[Dataset excerpts]
▬▬▬▬▬▬

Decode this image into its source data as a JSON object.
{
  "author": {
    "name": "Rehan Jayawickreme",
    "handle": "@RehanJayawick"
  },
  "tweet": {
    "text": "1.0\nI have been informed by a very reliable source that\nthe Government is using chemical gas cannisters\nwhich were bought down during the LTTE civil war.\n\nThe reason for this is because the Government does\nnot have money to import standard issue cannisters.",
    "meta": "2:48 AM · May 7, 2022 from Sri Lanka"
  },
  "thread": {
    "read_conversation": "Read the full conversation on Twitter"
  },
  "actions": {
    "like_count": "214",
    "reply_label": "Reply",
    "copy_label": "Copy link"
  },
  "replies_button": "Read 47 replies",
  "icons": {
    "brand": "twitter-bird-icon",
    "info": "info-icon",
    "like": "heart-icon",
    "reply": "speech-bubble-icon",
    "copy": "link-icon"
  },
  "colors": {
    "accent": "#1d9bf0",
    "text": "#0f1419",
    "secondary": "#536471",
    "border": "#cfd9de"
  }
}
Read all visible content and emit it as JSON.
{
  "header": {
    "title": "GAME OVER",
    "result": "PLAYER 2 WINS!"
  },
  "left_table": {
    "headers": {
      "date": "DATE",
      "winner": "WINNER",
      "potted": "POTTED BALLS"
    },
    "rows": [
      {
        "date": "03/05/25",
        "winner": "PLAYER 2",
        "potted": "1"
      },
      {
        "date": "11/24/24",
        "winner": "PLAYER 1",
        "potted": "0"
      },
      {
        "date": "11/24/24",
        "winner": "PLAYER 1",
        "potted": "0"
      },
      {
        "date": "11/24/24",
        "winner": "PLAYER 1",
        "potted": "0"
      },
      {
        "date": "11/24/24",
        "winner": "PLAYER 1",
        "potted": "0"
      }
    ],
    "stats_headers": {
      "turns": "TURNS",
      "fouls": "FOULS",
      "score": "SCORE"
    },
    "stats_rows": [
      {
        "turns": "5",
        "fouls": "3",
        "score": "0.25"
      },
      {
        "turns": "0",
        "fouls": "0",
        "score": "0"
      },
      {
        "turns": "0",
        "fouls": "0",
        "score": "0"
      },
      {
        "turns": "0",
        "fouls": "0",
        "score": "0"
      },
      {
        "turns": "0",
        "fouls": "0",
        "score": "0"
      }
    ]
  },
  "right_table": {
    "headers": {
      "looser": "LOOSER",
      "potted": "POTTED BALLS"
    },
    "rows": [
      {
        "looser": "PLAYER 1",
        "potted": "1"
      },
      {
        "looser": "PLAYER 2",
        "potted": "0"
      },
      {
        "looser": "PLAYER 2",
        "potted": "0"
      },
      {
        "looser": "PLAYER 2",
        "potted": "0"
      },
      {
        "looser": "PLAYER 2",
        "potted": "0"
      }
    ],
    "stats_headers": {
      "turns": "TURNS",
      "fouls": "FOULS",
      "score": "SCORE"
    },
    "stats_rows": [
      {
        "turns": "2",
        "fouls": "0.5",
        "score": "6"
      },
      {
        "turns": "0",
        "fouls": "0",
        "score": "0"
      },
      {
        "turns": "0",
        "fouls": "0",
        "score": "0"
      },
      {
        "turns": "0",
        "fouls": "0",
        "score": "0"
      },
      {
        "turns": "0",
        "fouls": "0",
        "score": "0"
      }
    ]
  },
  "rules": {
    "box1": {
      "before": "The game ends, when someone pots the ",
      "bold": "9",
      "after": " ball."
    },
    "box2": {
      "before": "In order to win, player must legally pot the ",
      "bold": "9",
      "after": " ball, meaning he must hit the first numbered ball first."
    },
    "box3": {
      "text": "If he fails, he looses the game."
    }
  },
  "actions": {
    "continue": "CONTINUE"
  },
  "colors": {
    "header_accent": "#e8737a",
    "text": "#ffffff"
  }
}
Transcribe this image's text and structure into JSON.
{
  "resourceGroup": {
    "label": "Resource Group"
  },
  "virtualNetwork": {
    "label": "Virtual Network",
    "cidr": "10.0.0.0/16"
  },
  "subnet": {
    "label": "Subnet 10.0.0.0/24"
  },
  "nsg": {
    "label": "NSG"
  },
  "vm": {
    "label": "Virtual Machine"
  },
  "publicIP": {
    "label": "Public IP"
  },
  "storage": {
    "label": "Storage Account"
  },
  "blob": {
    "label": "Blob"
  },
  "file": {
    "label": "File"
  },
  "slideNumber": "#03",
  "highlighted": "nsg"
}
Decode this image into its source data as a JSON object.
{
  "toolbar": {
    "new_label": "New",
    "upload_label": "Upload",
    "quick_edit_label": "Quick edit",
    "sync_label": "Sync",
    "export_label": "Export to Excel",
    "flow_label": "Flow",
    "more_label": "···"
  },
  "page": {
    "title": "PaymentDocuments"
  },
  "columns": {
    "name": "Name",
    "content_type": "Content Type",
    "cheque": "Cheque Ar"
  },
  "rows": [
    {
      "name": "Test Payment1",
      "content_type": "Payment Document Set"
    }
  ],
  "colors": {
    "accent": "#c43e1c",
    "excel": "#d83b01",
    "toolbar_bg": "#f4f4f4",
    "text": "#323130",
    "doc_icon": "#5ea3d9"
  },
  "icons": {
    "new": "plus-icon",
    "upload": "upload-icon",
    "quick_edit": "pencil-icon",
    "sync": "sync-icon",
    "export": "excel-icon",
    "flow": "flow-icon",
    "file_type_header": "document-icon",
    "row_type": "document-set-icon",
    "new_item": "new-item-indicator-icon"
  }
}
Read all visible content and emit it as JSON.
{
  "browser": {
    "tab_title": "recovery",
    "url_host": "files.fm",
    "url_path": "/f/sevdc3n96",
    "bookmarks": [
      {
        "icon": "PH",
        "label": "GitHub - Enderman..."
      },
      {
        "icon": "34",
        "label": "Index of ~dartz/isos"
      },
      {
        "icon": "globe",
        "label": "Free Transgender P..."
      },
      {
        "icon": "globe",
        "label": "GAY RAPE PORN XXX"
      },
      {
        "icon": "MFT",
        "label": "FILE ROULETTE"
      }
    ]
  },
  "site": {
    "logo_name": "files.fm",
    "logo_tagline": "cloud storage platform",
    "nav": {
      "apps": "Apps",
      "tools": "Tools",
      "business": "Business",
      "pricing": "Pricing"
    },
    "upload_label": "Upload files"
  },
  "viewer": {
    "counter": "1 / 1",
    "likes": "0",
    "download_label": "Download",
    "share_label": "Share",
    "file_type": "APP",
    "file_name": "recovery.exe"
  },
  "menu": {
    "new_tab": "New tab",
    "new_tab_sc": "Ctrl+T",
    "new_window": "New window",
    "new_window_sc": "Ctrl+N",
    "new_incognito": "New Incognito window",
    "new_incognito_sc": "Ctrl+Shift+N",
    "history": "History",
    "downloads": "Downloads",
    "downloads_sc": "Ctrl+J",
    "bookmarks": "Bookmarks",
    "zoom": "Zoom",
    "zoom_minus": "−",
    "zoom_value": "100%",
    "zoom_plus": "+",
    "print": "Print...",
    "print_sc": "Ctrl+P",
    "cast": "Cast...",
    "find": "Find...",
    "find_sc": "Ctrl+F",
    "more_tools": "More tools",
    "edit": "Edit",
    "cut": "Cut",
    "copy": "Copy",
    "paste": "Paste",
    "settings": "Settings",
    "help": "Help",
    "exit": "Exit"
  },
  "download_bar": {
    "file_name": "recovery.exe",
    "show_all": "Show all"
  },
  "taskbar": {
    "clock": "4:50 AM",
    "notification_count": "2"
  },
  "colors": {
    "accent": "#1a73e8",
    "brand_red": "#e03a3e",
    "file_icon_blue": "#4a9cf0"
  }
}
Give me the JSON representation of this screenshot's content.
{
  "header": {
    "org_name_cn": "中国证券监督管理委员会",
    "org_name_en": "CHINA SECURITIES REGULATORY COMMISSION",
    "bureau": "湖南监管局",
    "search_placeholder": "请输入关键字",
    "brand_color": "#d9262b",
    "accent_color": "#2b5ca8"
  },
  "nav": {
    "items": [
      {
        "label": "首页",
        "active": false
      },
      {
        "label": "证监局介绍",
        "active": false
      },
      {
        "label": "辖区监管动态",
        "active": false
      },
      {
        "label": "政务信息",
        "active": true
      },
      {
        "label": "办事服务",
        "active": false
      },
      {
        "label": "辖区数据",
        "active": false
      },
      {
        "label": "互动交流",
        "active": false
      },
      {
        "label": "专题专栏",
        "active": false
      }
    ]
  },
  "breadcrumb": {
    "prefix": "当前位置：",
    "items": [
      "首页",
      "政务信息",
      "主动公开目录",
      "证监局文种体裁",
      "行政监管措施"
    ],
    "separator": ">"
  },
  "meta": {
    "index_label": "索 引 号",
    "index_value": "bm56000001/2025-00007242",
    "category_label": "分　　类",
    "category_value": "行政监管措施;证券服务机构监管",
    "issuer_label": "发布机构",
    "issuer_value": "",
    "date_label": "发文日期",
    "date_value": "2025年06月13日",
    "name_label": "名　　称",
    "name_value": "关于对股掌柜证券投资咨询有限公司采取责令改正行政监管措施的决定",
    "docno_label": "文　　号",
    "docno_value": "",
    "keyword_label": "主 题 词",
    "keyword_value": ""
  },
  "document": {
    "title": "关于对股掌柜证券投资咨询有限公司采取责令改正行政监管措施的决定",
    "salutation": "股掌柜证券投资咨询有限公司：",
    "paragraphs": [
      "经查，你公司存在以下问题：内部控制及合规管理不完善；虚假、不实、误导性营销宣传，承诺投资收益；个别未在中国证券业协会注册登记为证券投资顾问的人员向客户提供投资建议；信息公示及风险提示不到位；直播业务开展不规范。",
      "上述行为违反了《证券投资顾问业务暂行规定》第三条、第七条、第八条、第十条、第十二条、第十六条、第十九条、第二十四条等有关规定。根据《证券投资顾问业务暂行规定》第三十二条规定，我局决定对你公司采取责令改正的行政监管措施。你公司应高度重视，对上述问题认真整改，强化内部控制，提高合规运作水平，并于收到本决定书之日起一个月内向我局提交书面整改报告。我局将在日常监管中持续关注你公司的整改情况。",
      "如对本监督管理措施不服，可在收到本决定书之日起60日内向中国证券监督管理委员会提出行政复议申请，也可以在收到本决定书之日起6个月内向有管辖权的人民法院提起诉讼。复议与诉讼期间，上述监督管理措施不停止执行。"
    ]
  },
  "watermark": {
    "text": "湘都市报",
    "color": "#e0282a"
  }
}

▬▬▬▬▬▬

GOAL OF THE EXERCISE: Return, from the data, each line that has the word "this" in it.

TASK ANSWER:
Decode this image into its source data as a JSON object.
    "text": "1.0\nI have been informed by a very reliable source that\nthe Government is using chemical gas cannisters\nwhich were bought down during the LTTE civil war.\n\nThe reason for this is because the Government does\nnot have money to import standard issue cannisters.",
Transcribe this image's text and structure into JSON.
Decode this image into its source data as a JSON object.
Give me the JSON representation of this screenshot's content.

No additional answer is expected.